-------- INPUT DATA --------

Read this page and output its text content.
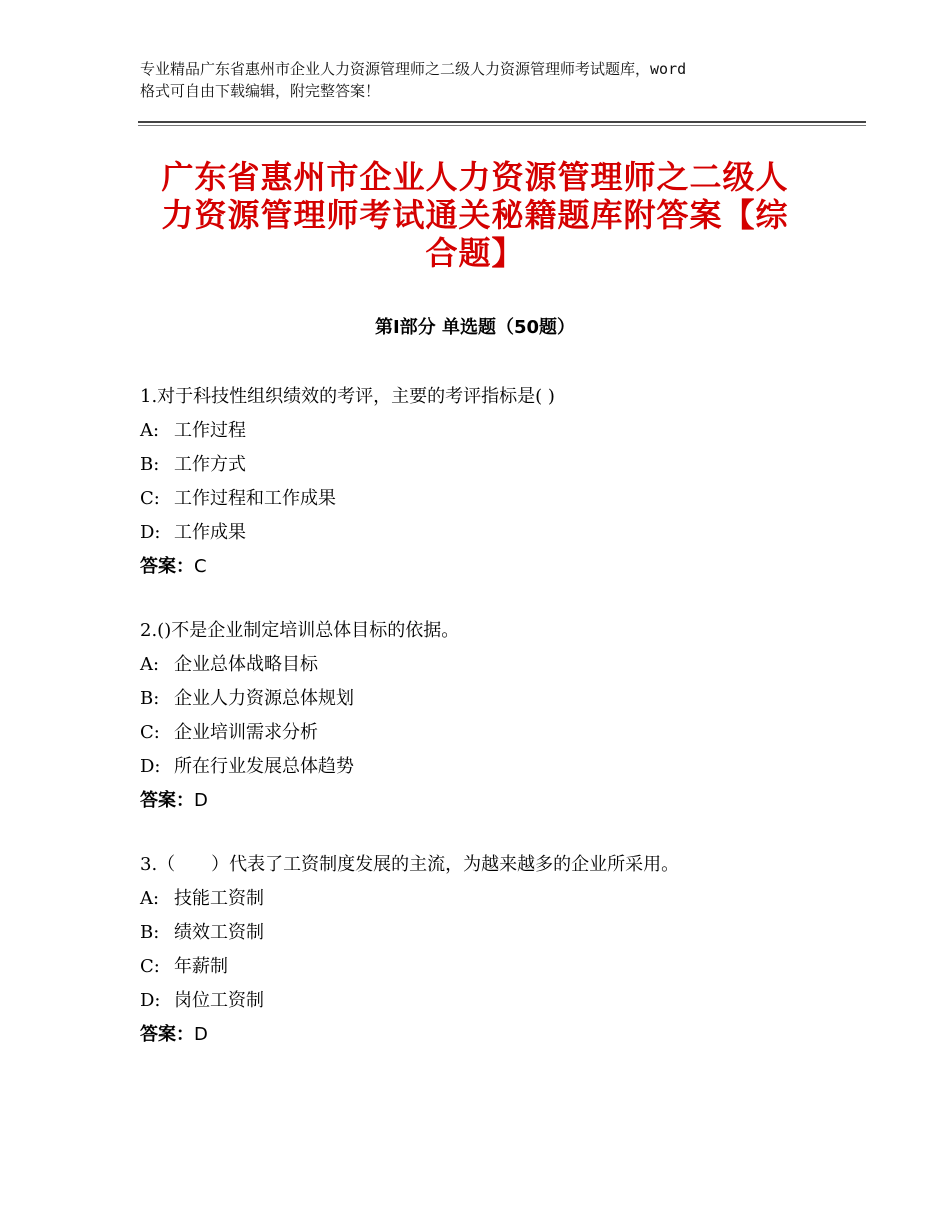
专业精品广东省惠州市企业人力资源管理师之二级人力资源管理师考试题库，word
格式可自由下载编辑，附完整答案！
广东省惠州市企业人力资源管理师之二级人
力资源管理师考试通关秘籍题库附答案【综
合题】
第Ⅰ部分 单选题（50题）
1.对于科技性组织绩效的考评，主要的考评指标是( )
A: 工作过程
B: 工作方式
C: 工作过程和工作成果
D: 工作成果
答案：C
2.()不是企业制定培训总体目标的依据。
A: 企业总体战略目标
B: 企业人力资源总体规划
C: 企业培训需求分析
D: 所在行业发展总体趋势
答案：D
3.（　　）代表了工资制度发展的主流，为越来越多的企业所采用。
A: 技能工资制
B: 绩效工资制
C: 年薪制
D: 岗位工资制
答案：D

--------
-------- INPUT DATA --------

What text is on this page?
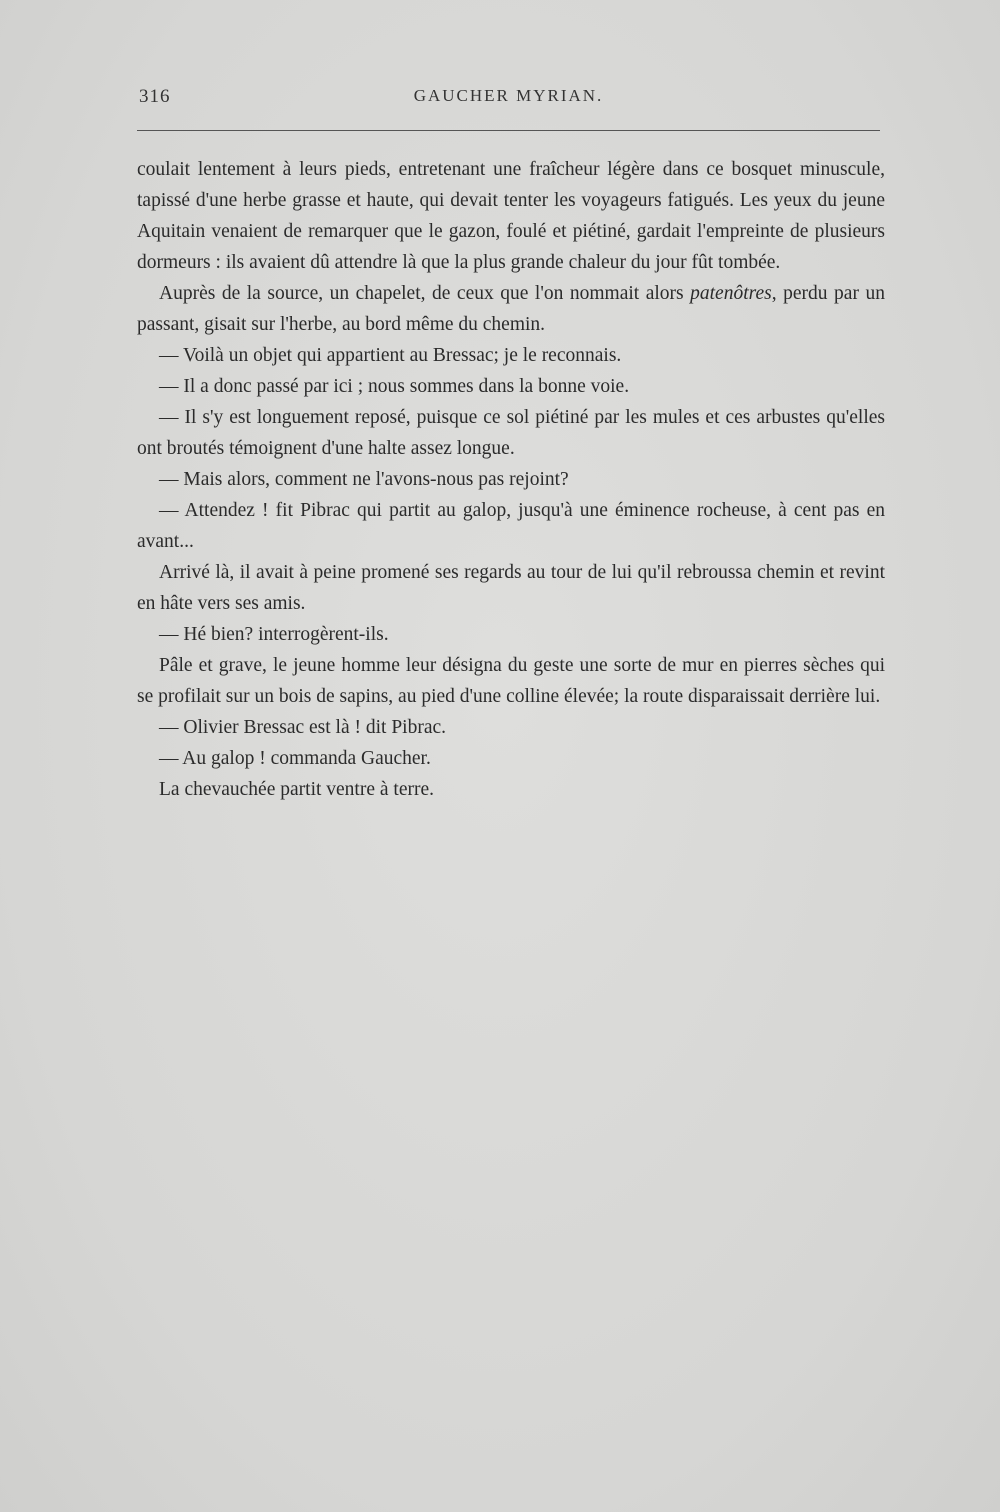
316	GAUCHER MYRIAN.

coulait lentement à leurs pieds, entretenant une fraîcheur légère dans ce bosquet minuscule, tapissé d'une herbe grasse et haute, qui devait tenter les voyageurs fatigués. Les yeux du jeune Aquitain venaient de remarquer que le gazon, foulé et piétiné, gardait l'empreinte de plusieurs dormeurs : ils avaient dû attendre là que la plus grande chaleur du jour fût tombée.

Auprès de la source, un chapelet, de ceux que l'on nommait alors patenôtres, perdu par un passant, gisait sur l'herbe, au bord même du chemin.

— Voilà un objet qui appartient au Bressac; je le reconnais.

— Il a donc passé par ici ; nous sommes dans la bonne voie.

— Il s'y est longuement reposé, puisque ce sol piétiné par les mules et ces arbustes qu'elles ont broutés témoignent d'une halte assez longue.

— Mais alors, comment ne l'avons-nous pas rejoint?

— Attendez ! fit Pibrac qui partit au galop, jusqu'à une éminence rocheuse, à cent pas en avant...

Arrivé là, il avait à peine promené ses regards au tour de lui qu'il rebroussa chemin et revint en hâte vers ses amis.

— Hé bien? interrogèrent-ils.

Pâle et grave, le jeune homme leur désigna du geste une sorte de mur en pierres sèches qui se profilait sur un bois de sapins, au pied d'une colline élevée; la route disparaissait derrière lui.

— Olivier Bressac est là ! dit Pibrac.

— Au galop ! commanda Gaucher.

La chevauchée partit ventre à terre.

--------

> **WHAT IS EXPECTED**
Scan the records for the string "chemin". Copy each line in which it appears.

> **RESULT**
Auprès de la source, un chapelet, de ceux que l'on nommait alors patenôtres, perdu par un passant, gisait sur l'herbe, au bord même du chemin.
Arrivé là, il avait à peine promené ses regards au tour de lui qu'il rebroussa chemin et revint en hâte vers ses amis.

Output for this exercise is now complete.